TAREA PLANTEADA »
Transcriba sin alteraciones el fragmento del texto sobre el cuadro «Madre de la Ternura» que se abre con las palabras que contienen "La mirada de" y se cierra con "constar este pormenor.".

MADRE DE LA TERNURA. Una vez tuve una de esas impresiones imprevistas que me dejó una huella dulce en mi espíritu. ¿Qué me sucedió? Pues nada, algo sencillo, una de esas cosas que no pueden pasar a las páginas de los diarios, ni de las revistas, ni a ningún medio de comunicación social. Un compañero mío, siempre muy sencillo, me dijo: “Mira. Tengo aquí un cuadrito que me regaló un señor muy importante, y me puso en él una dedicatoria”. Entonces fui a su casa. Y me enseñó un cuadro pequeño, reproducción de otro muy famoso. Es de estilo bizantino. Reproduce a María, tu Madre, con la figura de ti, Jesús, cuando eras niño, en sus brazos. 

La mirada de aquella imagen de María es algo maravilloso. Tiene unos dulces ojos, que miran con un gran sentimiento de bondad y de tranquilidad. Este cuadro de Wladimir se titula: “Madre de la Ternura”. En la dedicatoria manuscrita se hace constar este pormenor.

Datos recopilados
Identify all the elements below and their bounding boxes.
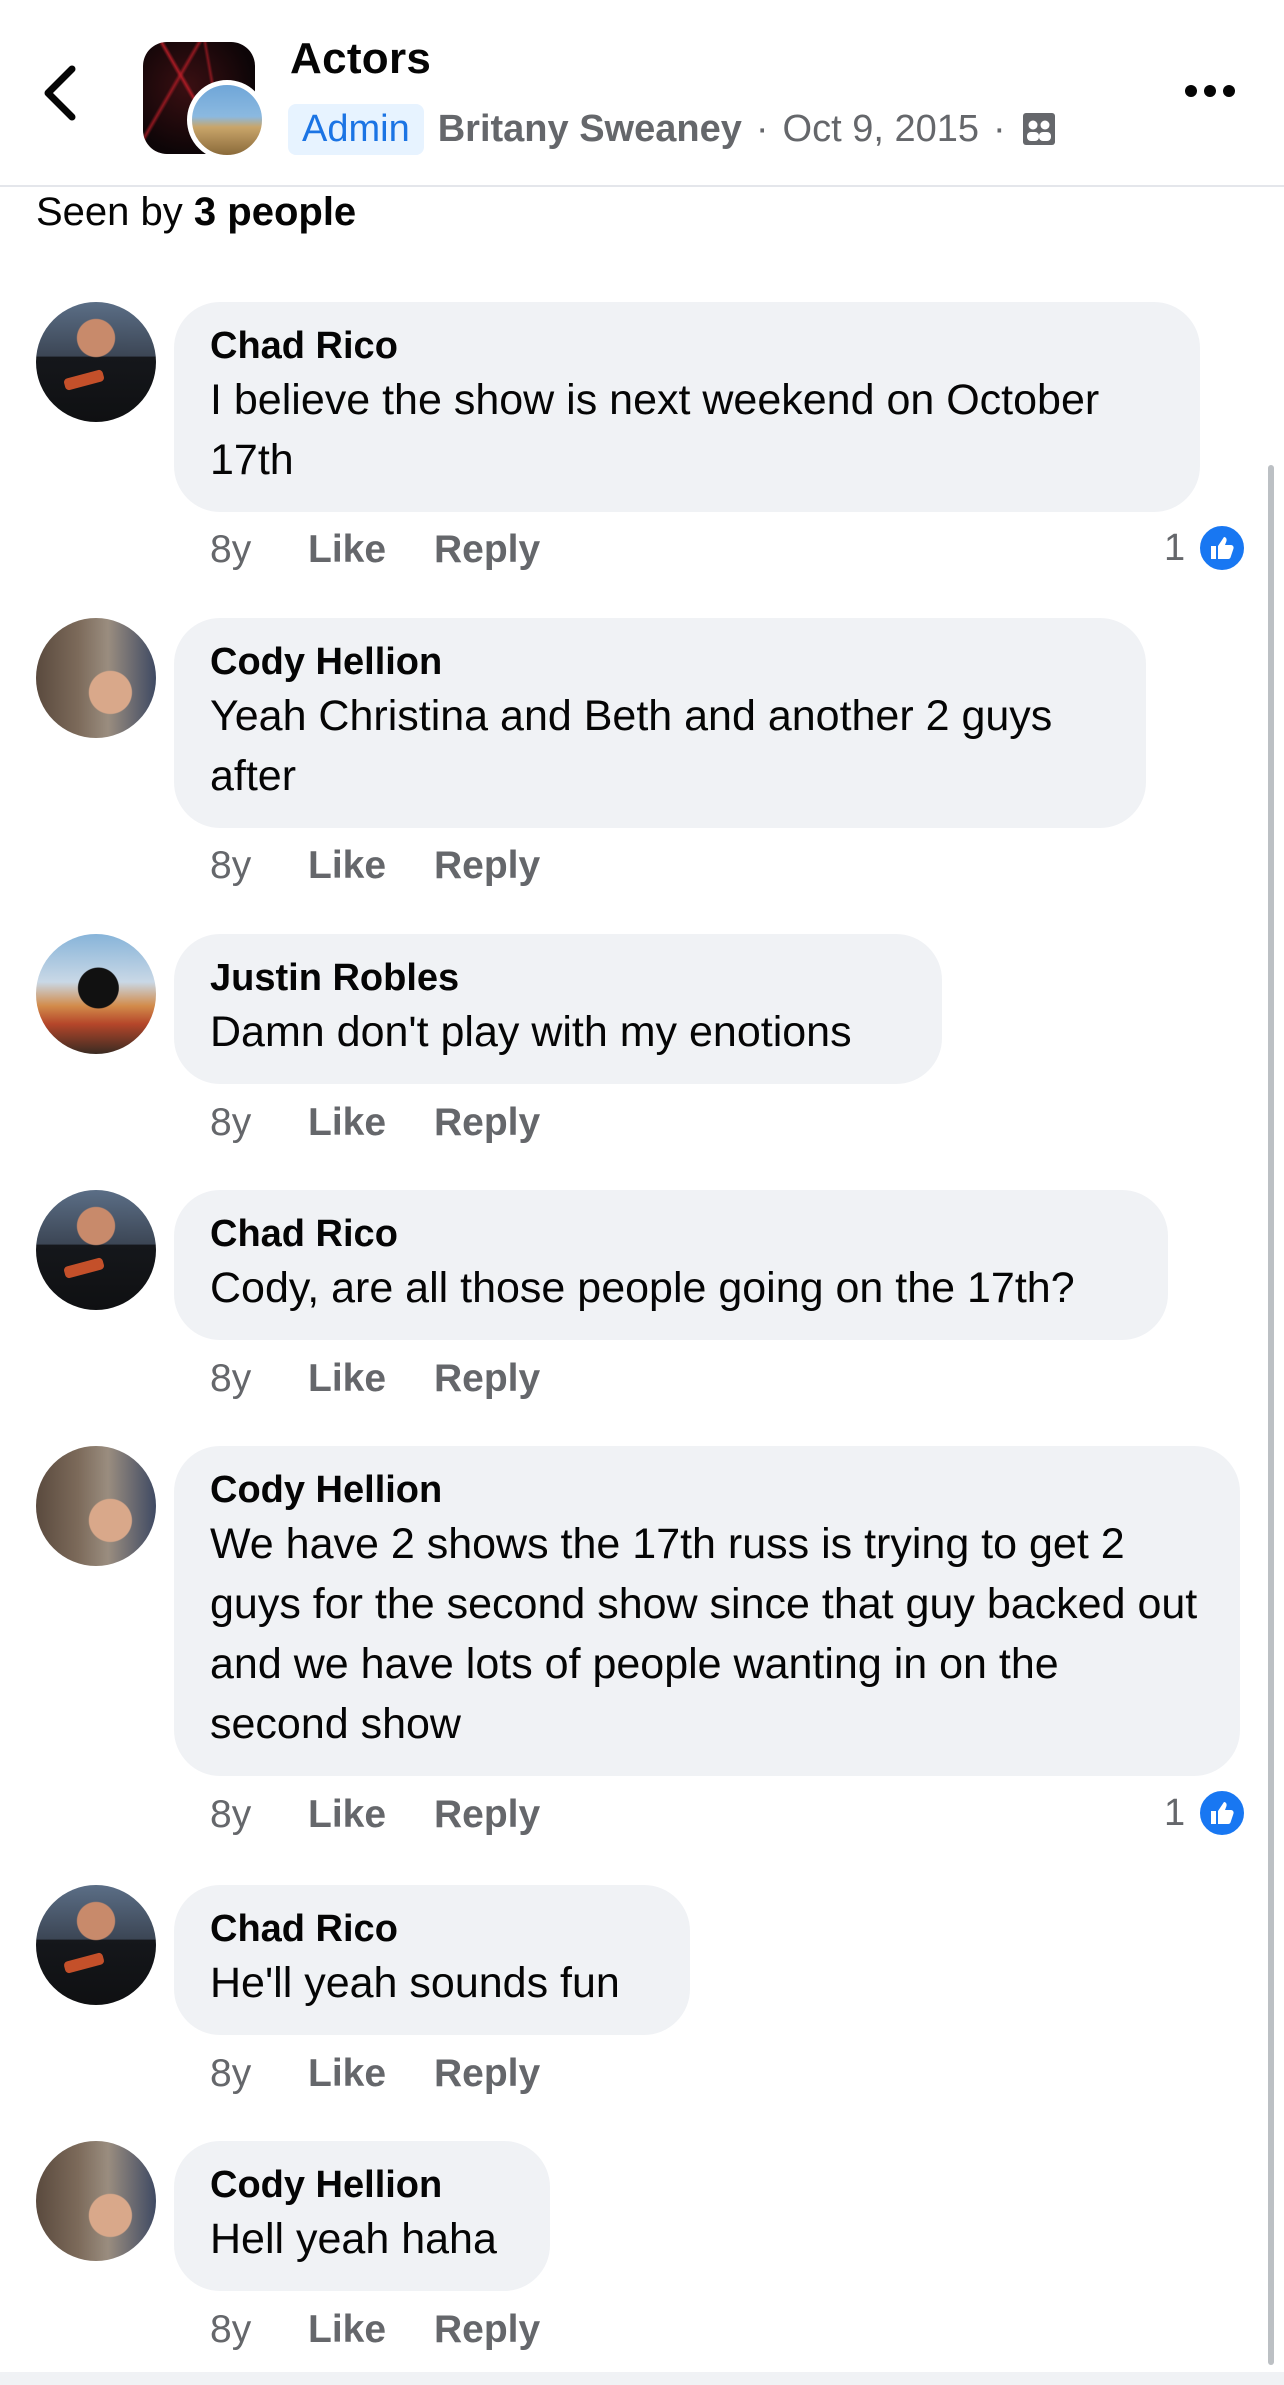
comment-actions: 8y Like Reply [210,1098,540,1148]
comment-bubble[interactable]: Chad Rico He'll yeah sounds fun [174,1885,690,2035]
reaction-number: 1 [1164,1791,1186,1834]
post-comments-screen: Actors Admin Britany Sweaney · Oct 9, 20… [0,0,1284,2385]
poster-avatar[interactable] [187,80,267,160]
comment-author[interactable]: Chad Rico [210,1210,1132,1258]
meta-separator: · [992,107,1006,150]
like-thumb-icon [1197,523,1248,573]
seen-by-prefix: Seen by [36,190,183,234]
comment-bubble[interactable]: Chad Rico I believe the show is next wee… [174,302,1200,512]
comment-author[interactable]: Cody Hellion [210,1466,1204,1514]
like-button[interactable]: Like [308,844,434,888]
back-arrow-icon [44,65,76,121]
comment-author[interactable]: Justin Robles [210,954,906,1002]
group-privacy-icon [1022,113,1055,145]
comment-bubble[interactable]: Justin Robles Damn don't play with my en… [174,934,942,1084]
comment-actions: 8y Like Reply [210,841,540,891]
like-thumb-icon [1197,1788,1248,1838]
comment-time[interactable]: 8y [210,1793,308,1837]
like-button[interactable]: Like [308,2308,434,2352]
comment-text: I believe the show is next weekend on Oc… [210,376,1100,484]
back-button[interactable] [40,58,100,128]
avatar[interactable] [36,302,156,422]
comment-time[interactable]: 8y [210,528,308,572]
reaction-count[interactable]: 1 [1164,523,1248,573]
comment-time[interactable]: 8y [210,1101,308,1145]
like-button[interactable]: Like [308,1357,434,1401]
group-name[interactable]: Actors [290,34,431,84]
avatar[interactable] [36,934,156,1054]
comment-actions: 8y Like Reply [210,525,540,575]
bottom-edge [0,2372,1284,2385]
comment-time[interactable]: 8y [210,844,308,888]
reply-button[interactable]: Reply [434,2052,540,2096]
reply-button[interactable]: Reply [434,1101,540,1145]
reply-button[interactable]: Reply [434,844,540,888]
comment-time[interactable]: 8y [210,2308,308,2352]
admin-badge: Admin [288,103,424,155]
avatar[interactable] [36,1446,156,1566]
avatar[interactable] [36,2141,156,2261]
comment-bubble[interactable]: Chad Rico Cody, are all those people goi… [174,1190,1168,1340]
avatar[interactable] [36,618,156,738]
like-button[interactable]: Like [308,1101,434,1145]
comment-author[interactable]: Cody Hellion [210,638,1110,686]
seen-by-count: 3 people [193,190,357,234]
like-button[interactable]: Like [308,2052,434,2096]
like-button[interactable]: Like [308,1793,434,1837]
reaction-number: 1 [1164,526,1186,569]
comment-time[interactable]: 8y [210,2052,308,2096]
more-options-icon[interactable] [1185,76,1241,106]
seen-by[interactable]: Seen by 3 people [36,190,356,235]
comment-actions: 8y Like Reply [210,1354,540,1404]
comment-actions: 8y Like Reply [210,2305,540,2355]
comment-actions: 8y Like Reply [210,2049,540,2099]
comment-author[interactable]: Chad Rico [210,322,1164,370]
poster-name[interactable]: Britany Sweaney [438,108,742,151]
avatar[interactable] [36,1885,156,2005]
comment-bubble[interactable]: Cody Hellion Hell yeah haha [174,2141,550,2291]
comment-text: We have 2 shows the 17th russ is trying … [210,1520,1198,1748]
reply-button[interactable]: Reply [434,1793,540,1837]
reply-button[interactable]: Reply [434,2308,540,2352]
scrollbar[interactable] [1268,465,1274,2365]
comment-text: Cody, are all those people going on the … [210,1264,1075,1312]
comment-text: Hell yeah haha [210,2215,497,2263]
post-meta: Admin Britany Sweaney · Oct 9, 2015 · [288,99,1058,159]
meta-separator: · [755,107,769,150]
comment-author[interactable]: Cody Hellion [210,2161,514,2209]
comment-bubble[interactable]: Cody Hellion Yeah Christina and Beth and… [174,618,1146,828]
reply-button[interactable]: Reply [434,528,540,572]
comment-bubble[interactable]: Cody Hellion We have 2 shows the 17th ru… [174,1446,1240,1776]
reply-button[interactable]: Reply [434,1357,540,1401]
comment-time[interactable]: 8y [210,1357,308,1401]
like-button[interactable]: Like [308,528,434,572]
comment-actions: 8y Like Reply [210,1790,540,1840]
comment-text: Damn don't play with my enotions [210,1008,852,1056]
reaction-count[interactable]: 1 [1164,1788,1248,1838]
comment-text: Yeah Christina and Beth and another 2 gu… [210,692,1053,800]
avatar[interactable] [36,1190,156,1310]
comment-author[interactable]: Chad Rico [210,1905,654,1953]
comment-text: He'll yeah sounds fun [210,1959,620,2007]
post-date[interactable]: Oct 9, 2015 [783,108,979,151]
post-header: Actors Admin Britany Sweaney · Oct 9, 20… [0,0,1284,187]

RESPUESTA FINAL »
La mirada de aquella imagen de María es algo maravilloso. Tiene unos dulces ojos, que miran con un gran sentimiento de bondad y de tranquilidad. Este cuadro de Wladimir se titula: “Madre de la Ternura”. En la dedicatoria manuscrita se hace constar este pormenor.